▶ **Given instruction**
Write each line out again exactly as written.

▶ **Material provided**
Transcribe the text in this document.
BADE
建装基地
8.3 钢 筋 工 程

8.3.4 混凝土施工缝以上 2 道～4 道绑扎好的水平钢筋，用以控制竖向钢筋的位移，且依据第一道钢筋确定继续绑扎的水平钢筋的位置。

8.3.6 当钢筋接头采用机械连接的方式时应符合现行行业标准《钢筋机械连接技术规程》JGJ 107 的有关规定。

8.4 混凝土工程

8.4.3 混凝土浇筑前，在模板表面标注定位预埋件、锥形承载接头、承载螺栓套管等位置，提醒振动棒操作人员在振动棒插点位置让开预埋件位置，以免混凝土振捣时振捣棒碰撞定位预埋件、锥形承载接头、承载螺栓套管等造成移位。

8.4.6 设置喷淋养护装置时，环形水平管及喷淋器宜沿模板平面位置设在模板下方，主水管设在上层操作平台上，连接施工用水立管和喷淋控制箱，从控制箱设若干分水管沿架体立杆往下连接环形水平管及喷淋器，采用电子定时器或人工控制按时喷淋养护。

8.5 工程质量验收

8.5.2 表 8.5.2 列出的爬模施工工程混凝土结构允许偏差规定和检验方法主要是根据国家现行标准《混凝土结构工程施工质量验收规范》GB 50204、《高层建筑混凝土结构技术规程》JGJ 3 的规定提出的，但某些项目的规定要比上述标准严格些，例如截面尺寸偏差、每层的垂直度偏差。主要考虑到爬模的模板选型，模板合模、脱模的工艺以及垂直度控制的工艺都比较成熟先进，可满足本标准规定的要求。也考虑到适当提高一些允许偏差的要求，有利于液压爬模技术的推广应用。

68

▶ **Solution**
Transcribe the text in this document.
BADE
建装基地
8.3 钢 筋 工 程

8.3.4 混凝土施工缝以上 2 道～4 道绑扎好的水平钢筋，用以控制竖向钢筋的位移，且依据第一道钢筋确定继续绑扎的水平钢筋的位置。

8.3.6 当钢筋接头采用机械连接的方式时应符合现行行业标准《钢筋机械连接技术规程》JGJ 107 的有关规定。

8.4 混凝土工程

8.4.3 混凝土浇筑前，在模板表面标注定位预埋件、锥形承载接头、承载螺栓套管等位置，提醒振动棒操作人员在振动棒插点位置让开预埋件位置，以免混凝土振捣时振捣棒碰撞定位预埋件、锥形承载接头、承载螺栓套管等造成移位。

8.4.6 设置喷淋养护装置时，环形水平管及喷淋器宜沿模板平面位置设在模板下方，主水管设在上层操作平台上，连接施工用水立管和喷淋控制箱，从控制箱设若干分水管沿架体立杆往下连接环形水平管及喷淋器，采用电子定时器或人工控制按时喷淋养护。

8.5 工程质量验收

8.5.2 表 8.5.2 列出的爬模施工工程混凝土结构允许偏差规定和检验方法主要是根据国家现行标准《混凝土结构工程施工质量验收规范》GB 50204、《高层建筑混凝土结构技术规程》JGJ 3 的规定提出的，但某些项目的规定要比上述标准严格些，例如截面尺寸偏差、每层的垂直度偏差。主要考虑到爬模的模板选型，模板合模、脱模的工艺以及垂直度控制的工艺都比较成熟先进，可满足本标准规定的要求。也考虑到适当提高一些允许偏差的要求，有利于液压爬模技术的推广应用。

68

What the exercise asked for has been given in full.